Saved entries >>

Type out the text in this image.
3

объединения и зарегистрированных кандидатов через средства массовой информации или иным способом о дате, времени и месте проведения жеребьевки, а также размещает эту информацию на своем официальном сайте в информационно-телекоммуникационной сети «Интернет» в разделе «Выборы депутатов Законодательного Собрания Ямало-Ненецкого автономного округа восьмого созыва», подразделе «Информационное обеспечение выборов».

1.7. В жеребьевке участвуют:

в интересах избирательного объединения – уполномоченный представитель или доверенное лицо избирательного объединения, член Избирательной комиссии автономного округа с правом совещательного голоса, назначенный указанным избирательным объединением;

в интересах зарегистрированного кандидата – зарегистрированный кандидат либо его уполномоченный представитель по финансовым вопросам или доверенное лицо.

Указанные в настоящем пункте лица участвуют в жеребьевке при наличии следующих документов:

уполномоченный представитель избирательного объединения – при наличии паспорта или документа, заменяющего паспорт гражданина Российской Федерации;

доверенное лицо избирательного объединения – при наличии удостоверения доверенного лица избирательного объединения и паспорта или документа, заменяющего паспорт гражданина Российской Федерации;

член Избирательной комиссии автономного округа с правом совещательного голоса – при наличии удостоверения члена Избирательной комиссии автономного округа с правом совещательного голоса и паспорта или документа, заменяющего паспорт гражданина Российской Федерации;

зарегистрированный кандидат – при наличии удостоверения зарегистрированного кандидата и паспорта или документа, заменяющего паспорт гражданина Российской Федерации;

Exercise brief >> Search the data for "заменяющего". Copy every matching line.

Solution for this task >>
уполномоченный представитель избирательного объединения – при наличии паспорта или документа, заменяющего паспорт гражданина Российской Федерации;
доверенное лицо избирательного объединения – при наличии удостоверения доверенного лица избирательного объединения и паспорта или документа, заменяющего паспорт гражданина Российской Федерации;
член Избирательной комиссии автономного округа с правом совещательного голоса – при наличии удостоверения члена Избирательной комиссии автономного округа с правом совещательного голоса и паспорта или документа, заменяющего паспорт гражданина Российской Федерации;
зарегистрированный кандидат – при наличии удостоверения зарегистрированного кандидата и паспорта или документа, заменяющего паспорт гражданина Российской Федерации;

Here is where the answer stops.